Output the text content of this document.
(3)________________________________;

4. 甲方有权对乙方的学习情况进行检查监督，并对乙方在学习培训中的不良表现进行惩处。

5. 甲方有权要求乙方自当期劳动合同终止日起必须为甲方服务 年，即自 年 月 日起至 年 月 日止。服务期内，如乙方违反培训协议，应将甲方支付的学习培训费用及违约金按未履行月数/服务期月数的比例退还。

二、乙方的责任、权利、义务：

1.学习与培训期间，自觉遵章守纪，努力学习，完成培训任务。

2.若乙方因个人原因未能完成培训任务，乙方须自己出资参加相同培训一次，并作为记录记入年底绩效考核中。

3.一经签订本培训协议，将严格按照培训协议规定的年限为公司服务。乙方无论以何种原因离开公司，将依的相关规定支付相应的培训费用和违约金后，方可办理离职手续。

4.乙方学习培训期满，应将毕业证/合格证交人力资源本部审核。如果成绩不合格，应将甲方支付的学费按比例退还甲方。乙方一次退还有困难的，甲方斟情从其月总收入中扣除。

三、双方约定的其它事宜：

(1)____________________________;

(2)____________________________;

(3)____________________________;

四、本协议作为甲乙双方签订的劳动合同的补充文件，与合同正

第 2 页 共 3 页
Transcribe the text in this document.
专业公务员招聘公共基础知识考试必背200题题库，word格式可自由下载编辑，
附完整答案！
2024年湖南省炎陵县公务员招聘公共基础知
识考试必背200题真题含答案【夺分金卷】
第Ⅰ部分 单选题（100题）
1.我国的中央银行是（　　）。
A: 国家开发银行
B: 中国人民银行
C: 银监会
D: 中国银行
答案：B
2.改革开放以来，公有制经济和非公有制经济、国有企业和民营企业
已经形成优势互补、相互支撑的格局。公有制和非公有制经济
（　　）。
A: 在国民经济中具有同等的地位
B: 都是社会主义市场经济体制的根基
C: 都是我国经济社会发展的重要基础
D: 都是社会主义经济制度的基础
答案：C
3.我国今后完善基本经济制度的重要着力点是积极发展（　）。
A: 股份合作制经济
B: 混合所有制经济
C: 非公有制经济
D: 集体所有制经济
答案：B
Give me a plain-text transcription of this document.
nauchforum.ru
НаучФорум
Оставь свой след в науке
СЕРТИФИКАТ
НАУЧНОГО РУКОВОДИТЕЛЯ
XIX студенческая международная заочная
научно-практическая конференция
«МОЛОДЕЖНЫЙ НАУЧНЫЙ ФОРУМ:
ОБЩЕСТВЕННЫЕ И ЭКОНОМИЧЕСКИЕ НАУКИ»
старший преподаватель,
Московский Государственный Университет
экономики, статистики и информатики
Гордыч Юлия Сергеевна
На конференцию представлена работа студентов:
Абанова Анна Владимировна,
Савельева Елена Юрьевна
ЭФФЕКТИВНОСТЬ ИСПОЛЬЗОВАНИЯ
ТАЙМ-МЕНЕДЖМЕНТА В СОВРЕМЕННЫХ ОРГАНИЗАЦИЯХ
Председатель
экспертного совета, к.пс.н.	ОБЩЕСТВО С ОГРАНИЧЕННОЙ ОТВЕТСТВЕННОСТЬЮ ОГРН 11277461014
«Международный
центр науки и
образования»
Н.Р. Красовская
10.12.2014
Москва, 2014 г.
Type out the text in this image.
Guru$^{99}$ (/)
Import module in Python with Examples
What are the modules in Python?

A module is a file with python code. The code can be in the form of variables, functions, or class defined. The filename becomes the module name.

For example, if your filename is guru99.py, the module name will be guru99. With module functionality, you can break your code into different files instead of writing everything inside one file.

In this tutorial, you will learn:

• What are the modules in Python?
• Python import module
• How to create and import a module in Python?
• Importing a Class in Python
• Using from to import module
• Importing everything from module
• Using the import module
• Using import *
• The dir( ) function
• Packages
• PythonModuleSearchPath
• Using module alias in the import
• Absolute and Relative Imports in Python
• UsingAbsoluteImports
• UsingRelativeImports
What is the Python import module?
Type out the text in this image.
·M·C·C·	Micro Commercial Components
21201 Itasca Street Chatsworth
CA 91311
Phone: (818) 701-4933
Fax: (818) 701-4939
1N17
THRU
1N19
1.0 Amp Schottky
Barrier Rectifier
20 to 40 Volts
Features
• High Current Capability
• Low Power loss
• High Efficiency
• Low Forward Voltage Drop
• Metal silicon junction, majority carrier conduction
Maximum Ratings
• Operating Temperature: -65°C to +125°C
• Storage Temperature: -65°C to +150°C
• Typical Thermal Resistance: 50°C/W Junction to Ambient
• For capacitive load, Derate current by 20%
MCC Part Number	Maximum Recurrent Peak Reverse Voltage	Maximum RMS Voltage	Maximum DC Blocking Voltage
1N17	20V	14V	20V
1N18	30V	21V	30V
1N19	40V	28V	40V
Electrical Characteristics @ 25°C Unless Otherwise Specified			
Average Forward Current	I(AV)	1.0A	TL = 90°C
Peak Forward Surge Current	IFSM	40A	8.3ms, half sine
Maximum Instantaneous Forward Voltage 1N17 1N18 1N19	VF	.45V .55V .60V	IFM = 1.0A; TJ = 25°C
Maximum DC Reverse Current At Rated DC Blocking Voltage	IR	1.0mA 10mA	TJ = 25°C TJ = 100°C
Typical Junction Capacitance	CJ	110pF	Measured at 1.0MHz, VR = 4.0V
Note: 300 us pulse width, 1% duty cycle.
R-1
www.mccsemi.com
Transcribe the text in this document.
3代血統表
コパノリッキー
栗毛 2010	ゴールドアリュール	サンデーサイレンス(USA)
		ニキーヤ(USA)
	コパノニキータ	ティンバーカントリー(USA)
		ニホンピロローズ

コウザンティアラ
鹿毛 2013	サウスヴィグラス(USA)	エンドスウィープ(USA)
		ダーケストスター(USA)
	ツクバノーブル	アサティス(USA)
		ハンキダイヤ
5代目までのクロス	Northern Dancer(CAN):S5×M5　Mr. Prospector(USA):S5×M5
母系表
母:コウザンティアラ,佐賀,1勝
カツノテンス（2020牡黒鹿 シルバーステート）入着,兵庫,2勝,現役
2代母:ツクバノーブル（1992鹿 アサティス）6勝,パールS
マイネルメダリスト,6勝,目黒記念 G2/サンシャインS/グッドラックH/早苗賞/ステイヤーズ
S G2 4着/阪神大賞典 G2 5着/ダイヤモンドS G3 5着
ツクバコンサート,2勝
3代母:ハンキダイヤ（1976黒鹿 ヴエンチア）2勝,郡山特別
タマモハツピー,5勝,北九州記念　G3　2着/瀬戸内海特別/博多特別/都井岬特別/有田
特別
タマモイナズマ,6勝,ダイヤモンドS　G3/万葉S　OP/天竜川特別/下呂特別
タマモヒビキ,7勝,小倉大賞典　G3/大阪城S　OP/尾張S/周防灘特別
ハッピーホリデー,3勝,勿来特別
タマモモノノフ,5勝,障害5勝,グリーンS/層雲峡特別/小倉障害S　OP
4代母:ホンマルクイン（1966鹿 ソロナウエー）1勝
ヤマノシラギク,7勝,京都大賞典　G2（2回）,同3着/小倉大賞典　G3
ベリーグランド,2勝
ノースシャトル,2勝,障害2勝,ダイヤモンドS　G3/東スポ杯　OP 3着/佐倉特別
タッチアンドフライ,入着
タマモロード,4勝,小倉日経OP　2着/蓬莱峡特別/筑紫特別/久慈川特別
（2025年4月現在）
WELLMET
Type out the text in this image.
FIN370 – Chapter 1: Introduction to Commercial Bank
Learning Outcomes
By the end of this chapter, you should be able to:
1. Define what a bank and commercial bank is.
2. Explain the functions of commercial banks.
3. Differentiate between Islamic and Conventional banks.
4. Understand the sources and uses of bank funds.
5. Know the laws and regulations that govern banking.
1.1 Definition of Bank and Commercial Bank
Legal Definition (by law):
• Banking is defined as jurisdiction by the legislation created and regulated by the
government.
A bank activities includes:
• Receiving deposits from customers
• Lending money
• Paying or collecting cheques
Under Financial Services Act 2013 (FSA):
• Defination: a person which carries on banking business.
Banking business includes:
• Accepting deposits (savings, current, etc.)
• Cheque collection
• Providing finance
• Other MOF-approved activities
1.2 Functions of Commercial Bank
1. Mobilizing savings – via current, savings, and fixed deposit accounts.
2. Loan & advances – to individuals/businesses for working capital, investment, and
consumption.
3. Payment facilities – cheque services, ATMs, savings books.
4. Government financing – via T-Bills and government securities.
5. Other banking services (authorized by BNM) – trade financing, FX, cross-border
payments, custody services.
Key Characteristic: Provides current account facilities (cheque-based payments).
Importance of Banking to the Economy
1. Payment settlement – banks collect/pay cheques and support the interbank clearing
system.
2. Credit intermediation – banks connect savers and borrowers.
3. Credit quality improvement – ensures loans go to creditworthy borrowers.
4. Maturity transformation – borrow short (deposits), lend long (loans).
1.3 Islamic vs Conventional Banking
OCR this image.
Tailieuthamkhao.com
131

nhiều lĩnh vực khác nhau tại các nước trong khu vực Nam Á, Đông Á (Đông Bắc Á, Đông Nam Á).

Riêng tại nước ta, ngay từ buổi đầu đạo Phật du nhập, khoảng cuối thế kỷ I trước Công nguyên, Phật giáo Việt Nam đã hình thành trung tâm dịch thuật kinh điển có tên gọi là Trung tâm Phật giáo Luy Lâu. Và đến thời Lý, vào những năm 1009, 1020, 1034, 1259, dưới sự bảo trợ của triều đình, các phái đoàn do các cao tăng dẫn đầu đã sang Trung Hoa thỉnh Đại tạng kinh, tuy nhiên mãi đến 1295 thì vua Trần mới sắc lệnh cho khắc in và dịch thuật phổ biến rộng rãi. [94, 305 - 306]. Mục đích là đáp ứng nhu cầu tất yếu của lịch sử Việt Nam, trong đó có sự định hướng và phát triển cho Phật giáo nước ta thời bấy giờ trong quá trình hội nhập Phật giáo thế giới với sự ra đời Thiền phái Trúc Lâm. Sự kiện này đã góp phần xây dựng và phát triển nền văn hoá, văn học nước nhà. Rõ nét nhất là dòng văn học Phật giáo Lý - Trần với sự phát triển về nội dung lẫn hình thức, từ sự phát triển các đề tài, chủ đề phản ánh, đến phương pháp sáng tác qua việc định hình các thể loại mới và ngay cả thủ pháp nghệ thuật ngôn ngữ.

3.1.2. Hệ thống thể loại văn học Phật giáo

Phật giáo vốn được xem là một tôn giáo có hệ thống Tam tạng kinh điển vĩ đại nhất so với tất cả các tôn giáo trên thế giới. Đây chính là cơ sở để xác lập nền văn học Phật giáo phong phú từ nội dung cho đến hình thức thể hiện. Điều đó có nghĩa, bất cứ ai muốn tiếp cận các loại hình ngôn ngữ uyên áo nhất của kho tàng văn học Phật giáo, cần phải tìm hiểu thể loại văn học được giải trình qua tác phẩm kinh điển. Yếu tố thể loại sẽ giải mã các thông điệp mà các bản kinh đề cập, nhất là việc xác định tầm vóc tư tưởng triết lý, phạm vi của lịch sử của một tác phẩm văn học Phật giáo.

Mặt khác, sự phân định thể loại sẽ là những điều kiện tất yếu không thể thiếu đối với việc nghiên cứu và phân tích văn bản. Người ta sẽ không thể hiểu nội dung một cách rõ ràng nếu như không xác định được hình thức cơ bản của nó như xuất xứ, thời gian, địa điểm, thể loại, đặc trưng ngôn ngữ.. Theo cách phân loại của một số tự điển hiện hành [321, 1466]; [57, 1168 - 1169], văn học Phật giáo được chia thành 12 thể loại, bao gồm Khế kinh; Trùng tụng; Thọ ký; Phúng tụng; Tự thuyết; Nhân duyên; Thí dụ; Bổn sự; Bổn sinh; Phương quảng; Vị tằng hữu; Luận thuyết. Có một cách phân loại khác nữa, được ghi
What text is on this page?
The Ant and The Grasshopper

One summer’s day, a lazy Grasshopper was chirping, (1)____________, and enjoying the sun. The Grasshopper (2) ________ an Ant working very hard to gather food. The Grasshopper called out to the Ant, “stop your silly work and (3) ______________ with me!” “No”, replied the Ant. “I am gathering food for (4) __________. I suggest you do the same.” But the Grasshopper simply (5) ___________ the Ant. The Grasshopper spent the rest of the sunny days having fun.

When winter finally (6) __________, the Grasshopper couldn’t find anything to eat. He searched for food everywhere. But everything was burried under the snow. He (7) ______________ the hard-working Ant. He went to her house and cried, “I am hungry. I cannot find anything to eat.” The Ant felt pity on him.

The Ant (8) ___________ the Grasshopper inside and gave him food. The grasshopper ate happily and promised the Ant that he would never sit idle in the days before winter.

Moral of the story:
────────────────────────────────────────
EXERCISE BRIEF:
Search the data for "financing" and list every line in which it occurs.

OUTPUT BELOW:
4. Government financing – via T-Bills and government securities.
5. Other banking services (authorized by BNM) – trade financing, FX, cross-border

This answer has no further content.